What is required:
Answer these questions using the article on the legal cannabis sector:
1. In which state is the ArcView Group based?
2. Which two states began their experiments with legalized recreational cannabis in 2014?
3. Within how many years does Dayton predict some form of federal cannabis legalization will start taking place?

Source extract:
*** Begin section ***
NCIA conference in Denver, 2015. Bruce Kennedy, WeedWorthy

What's next for the legal cannabis sector?

Bruce Kennedy ~ WeedWorthy ~
 
A veteran industry observer looks back on 2014, ahead to next year, and at the growing national acceptance of legal cannabis.
~
It’s getting near the end of the National Cannabis Industry Association (NCIA)’s second annual Cannabis Business Summit and Expo in Denver, and Troy Dayton looks exhausted but elated.
 
Dayton is CEO of the ArcView Group, a California-based firm that is one of the legal marijuana sector’s leaders when it comes to bringing together cannabis businesses and investors.
 
ArcView had its own event in Denver several days earlier, and there’s been a lot of overlap in the people attending both conferences. Dayton says he’s been taken at how much more sophisticated, serious and well-funded the  participants appear to be compared to last year.
 
“I think it’s because people recognize that there really is a real opportunity here,” he tells WeedWorthy, “and it’s going to start taking off.”
 
In comparison, Dayton says, 2014 took place during a feeding-frenzy of interest and investment; as both Colorado and Washington State began their experiments with legalized recreational cannabis.
 
“It was a lot of hype and excitement,” he remembers, “and I think there was a little bit of a hangover from that.”
 
Part of that hangover came from the SEC’s crackdown on promoters of some marijuana-related penny stocks, and from federal warnings to potential cannabis industry investors about the possibility of fraud.
 
Dayton thinks the market has not only calmed down in the ensuing months, but has also “smartened-up a little bit to these penny stock pumpers,” he says.  “And also the private market, the quality entrepreneurs, have really shown up, and that is opening up the investors’ check books in a big way.”
 
That being said, the legal cannabis sector is still a business with its own set of risks.
 
“Look at the dot-com boom, look at the social networking boom,” Dayton says. “Not everybody’s going to be successful.”
 
“But one thing I think that makes this different (compared to) those other booms is that we’re not talking about innovation or customer adoption driving things,” he adds. “We’re talking about removing barriers to a market that already, boldly exists underground. I mean, if people are willing to break the law to get this product, that’s what we call a product/market fit, right?”
 
Another sign of how much has changed over the past 12 months are the cultural changes underway nationally.
 
“There’s been a remarkable shift, because cannabis prohibition does not withstand the light of day,” Dayton adds. “If you shine a light on this thing, any reasonable person is going to come to the exact same conclusion: which is that prohibition is a terrible idea, and that people that consume cannabis are just like anybody else.”
 
He also agrees with the media parallels being drawn between the issues of legal cannabis and gay marriage, when it comes to social tolerance and acceptance. 
‘In fact what’s happened over the last week on gay marriage has really given me a sense of hope,” he says. “We know that things that seemed impossible just moments before become possible.”
 
Dayton is predicting some form of federal cannabis legalization will start taking place within the next four or five years.
 
“It’s going to come in the form of the federal government letting the states decide what they want to do,” he says.  “So it won’t be legal everywhere, but many states will follow suit.”
*** End section ***
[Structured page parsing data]
*** Begin section ***
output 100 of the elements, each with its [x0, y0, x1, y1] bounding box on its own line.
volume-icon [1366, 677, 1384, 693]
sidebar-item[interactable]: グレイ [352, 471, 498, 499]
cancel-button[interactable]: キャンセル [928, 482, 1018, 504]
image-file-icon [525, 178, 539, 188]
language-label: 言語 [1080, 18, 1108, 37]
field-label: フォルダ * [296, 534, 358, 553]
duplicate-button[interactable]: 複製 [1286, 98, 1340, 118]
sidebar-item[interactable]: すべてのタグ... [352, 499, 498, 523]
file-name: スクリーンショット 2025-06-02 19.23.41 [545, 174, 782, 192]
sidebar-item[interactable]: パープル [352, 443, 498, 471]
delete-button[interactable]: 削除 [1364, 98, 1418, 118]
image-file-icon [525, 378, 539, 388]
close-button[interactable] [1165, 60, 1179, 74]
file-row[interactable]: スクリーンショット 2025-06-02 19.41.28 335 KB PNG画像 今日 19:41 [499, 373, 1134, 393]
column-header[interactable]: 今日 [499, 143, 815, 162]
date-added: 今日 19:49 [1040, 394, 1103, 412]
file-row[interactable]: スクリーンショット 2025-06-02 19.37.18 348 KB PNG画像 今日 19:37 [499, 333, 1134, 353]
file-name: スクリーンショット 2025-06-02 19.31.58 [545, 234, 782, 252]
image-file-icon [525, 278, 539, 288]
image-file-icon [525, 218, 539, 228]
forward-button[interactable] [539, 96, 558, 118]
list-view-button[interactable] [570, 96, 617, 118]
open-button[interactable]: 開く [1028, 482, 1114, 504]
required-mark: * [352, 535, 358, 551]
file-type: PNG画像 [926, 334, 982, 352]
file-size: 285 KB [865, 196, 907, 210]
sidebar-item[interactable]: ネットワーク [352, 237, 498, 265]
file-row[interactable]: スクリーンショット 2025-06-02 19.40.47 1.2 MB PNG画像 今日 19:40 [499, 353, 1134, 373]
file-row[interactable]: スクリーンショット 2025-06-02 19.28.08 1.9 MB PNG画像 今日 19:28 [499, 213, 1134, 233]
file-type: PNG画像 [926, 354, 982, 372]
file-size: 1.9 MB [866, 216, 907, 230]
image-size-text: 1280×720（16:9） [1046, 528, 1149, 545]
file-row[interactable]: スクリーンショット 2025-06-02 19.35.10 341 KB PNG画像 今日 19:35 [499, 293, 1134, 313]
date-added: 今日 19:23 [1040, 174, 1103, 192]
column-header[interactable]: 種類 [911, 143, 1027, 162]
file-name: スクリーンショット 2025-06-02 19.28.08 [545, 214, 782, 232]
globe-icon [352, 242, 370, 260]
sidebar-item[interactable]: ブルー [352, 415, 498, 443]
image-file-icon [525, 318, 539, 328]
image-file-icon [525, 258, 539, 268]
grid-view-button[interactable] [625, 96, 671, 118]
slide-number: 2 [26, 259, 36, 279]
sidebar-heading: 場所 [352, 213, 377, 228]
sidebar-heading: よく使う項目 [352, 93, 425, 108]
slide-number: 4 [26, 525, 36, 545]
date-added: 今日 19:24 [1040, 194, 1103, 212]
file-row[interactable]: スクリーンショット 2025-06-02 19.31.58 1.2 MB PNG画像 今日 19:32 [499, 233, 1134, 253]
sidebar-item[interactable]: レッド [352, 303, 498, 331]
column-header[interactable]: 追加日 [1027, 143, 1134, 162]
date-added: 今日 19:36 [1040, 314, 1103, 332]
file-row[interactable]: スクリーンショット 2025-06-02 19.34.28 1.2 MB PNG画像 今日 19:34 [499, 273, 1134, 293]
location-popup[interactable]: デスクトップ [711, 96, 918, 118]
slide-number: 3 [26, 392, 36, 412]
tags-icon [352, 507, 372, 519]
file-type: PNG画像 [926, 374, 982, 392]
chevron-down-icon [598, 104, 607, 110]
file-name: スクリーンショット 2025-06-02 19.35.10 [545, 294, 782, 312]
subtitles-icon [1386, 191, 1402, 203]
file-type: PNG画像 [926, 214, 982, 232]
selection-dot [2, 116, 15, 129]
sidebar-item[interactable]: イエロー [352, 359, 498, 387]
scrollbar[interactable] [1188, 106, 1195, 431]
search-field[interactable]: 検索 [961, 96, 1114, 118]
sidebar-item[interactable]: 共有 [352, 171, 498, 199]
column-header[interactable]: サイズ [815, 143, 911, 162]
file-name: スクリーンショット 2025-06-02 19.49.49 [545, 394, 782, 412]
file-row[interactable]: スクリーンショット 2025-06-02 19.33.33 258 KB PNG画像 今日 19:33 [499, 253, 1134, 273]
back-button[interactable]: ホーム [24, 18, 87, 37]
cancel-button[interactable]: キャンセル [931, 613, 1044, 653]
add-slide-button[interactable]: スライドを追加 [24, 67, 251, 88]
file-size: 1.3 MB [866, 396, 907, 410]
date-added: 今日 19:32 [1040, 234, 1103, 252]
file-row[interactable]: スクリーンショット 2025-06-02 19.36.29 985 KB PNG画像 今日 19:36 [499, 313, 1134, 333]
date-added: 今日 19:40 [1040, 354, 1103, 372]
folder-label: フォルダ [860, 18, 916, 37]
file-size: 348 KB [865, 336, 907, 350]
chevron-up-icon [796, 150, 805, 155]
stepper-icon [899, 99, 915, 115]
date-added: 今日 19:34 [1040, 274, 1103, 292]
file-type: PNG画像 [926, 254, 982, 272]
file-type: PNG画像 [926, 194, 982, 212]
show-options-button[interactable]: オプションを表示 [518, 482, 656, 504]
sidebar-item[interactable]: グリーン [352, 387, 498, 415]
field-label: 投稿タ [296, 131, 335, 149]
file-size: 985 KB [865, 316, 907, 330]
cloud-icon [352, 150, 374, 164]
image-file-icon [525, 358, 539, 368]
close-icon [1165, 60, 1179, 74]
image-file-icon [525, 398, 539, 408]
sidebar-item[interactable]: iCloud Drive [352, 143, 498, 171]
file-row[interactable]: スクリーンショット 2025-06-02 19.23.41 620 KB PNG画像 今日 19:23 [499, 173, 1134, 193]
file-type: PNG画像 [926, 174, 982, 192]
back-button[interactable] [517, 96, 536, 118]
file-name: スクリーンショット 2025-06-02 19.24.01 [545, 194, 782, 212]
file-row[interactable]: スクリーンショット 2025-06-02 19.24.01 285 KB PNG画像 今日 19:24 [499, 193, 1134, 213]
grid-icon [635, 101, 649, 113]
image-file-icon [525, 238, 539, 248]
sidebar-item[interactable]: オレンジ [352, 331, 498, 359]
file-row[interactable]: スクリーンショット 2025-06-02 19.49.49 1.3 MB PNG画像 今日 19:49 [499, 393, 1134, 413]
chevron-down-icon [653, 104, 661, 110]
*** End section ***
Exercise result:
1. California
2. Colorado and Washington State
3. Within the next four or five years